Keep only the lines of the listing that include the word "TradingView", and copy them.

Extracted records
• • • • •
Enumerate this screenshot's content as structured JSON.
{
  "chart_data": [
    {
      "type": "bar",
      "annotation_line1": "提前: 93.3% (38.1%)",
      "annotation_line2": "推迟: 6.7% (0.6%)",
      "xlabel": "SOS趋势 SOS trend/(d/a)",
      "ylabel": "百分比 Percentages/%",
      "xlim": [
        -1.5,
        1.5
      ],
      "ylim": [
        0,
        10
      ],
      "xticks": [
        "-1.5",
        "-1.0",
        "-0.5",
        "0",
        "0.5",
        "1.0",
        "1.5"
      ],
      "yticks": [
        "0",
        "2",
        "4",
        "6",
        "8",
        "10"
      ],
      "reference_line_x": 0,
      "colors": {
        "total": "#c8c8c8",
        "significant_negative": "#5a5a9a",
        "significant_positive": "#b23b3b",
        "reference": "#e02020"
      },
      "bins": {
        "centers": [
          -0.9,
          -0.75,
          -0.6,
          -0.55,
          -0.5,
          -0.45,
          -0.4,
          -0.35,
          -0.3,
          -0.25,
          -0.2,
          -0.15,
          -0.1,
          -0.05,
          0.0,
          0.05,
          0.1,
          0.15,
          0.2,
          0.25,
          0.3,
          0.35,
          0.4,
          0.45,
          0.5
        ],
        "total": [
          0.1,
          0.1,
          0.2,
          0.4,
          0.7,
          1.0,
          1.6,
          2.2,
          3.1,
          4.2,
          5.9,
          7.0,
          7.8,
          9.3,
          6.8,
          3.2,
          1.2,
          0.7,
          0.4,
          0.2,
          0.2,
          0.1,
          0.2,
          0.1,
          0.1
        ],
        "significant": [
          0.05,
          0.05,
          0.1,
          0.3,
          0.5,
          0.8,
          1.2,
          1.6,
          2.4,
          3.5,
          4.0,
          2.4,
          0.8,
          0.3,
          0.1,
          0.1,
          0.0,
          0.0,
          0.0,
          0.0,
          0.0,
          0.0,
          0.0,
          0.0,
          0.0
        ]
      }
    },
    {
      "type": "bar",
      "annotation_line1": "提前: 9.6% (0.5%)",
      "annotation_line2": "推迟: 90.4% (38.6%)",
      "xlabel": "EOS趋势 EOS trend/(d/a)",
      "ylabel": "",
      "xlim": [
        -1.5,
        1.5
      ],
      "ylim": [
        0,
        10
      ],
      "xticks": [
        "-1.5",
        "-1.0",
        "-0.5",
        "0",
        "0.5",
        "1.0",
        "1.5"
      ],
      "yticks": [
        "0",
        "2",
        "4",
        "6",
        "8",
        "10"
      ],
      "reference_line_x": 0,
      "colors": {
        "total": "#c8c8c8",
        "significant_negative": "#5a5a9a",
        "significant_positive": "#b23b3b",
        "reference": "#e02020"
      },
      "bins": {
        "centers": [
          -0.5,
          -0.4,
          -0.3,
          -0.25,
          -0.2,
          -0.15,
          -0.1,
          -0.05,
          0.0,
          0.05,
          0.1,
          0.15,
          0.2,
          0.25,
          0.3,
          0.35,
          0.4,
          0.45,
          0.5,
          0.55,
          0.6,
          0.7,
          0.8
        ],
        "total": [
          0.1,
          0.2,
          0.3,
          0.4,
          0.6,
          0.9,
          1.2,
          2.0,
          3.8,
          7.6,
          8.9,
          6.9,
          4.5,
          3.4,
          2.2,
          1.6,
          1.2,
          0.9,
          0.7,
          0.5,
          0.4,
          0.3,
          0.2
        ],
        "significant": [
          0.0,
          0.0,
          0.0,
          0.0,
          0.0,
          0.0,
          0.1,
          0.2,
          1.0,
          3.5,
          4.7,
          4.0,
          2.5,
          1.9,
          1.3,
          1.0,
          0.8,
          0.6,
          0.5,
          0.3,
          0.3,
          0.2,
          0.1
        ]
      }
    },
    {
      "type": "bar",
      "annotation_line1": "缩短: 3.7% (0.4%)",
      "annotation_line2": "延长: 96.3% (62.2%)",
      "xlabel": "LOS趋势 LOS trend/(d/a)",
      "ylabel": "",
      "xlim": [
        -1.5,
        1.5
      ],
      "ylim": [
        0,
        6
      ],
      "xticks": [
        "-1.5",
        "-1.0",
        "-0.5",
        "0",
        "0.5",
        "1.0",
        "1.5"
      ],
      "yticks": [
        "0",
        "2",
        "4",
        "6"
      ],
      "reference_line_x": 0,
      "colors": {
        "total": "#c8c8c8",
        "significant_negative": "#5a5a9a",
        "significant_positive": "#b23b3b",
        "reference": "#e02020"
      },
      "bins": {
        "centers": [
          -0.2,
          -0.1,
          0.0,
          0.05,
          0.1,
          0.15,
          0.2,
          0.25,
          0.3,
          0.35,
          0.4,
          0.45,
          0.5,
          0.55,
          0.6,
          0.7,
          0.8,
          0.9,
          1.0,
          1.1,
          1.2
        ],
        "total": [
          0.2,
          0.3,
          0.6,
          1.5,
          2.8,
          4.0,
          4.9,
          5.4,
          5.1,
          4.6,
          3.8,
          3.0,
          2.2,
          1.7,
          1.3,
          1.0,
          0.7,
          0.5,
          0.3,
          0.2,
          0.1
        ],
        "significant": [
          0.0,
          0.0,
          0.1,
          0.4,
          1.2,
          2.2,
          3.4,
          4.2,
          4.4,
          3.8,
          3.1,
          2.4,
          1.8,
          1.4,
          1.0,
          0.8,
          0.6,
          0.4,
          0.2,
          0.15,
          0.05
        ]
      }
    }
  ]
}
• • • • •
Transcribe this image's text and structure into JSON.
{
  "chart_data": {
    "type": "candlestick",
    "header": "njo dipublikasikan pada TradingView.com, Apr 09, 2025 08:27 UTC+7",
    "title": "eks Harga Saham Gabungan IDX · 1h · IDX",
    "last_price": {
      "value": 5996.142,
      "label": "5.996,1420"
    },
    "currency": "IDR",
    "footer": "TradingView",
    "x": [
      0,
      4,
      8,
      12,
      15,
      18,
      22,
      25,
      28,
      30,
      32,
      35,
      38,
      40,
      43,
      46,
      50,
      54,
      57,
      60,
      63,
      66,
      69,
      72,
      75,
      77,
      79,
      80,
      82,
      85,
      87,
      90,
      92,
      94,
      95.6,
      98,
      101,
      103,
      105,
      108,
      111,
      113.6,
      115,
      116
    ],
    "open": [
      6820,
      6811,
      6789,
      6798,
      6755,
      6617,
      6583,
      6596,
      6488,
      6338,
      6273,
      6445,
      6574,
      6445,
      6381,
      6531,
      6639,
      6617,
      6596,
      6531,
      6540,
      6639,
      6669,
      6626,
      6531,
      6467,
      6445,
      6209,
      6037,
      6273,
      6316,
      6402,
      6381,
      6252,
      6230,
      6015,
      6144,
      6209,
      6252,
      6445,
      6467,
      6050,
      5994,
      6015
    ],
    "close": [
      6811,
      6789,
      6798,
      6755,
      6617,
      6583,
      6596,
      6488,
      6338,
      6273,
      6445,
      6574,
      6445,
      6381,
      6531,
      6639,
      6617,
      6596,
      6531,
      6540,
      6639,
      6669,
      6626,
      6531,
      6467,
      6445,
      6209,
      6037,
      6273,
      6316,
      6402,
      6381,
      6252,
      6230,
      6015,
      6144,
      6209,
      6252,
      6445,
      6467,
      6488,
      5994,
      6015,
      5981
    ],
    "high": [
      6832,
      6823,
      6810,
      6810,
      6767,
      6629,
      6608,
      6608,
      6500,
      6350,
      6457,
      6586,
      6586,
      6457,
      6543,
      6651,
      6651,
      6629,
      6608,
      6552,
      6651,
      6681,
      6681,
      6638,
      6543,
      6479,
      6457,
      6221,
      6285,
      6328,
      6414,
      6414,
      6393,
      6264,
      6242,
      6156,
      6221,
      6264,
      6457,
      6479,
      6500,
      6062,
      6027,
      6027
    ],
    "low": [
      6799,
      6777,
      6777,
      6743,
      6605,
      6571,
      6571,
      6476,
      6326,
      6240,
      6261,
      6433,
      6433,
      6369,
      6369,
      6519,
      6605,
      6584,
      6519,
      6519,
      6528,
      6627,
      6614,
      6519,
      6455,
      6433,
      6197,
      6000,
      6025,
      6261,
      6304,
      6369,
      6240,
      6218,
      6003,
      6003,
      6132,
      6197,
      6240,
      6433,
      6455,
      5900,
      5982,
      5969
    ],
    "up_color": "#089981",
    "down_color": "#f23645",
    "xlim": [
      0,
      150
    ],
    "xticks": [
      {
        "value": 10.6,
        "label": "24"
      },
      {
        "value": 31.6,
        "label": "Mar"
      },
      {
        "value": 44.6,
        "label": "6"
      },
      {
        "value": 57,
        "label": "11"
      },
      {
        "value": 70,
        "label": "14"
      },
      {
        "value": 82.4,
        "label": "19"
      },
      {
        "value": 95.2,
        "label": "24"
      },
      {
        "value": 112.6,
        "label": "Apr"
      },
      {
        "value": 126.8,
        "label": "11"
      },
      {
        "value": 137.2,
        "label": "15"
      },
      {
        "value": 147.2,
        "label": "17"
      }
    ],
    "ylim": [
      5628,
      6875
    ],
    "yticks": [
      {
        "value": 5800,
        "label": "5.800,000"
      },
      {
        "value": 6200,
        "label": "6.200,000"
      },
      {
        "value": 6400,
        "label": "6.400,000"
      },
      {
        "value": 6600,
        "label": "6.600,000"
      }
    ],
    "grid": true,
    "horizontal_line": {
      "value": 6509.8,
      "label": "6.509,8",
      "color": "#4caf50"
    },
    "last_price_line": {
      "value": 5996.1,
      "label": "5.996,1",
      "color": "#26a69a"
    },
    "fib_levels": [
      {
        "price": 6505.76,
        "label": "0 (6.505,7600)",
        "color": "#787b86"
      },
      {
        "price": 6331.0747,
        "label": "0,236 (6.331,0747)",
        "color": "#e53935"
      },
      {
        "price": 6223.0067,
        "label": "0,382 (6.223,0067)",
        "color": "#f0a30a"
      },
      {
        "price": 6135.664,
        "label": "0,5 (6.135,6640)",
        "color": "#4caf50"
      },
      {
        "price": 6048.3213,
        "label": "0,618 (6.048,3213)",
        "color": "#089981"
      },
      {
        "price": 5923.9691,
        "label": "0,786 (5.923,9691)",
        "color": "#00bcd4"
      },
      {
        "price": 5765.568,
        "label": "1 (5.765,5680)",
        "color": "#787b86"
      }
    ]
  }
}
• • • • •
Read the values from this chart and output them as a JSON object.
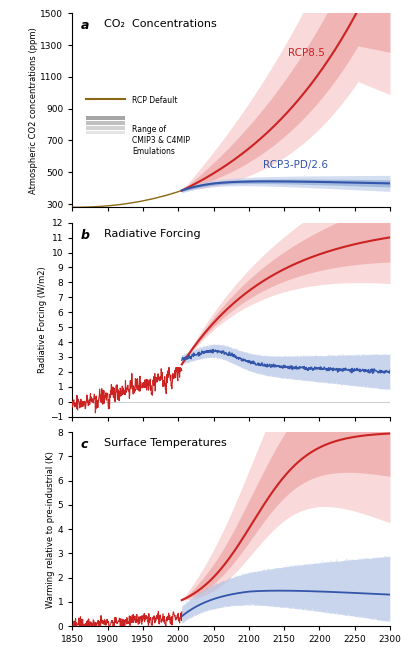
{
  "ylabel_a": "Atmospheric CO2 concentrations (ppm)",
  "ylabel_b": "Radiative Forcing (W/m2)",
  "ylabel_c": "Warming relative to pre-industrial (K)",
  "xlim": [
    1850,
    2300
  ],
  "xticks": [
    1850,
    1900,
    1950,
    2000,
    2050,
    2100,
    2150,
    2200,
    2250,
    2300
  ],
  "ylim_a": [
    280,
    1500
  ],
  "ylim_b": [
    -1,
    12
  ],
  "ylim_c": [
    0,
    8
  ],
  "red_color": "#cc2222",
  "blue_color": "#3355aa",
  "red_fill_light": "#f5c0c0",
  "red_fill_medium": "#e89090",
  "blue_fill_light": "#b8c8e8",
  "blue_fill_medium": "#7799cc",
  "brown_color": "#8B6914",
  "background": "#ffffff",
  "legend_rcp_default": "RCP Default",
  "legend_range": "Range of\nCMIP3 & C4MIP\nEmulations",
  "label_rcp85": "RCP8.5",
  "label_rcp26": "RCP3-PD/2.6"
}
• • • • •
ANSWER TO THIS EXERCISE -
    "header": "njo dipublikasikan pada TradingView.com, Apr 09, 2025 08:27 UTC+7",
    "footer": "TradingView",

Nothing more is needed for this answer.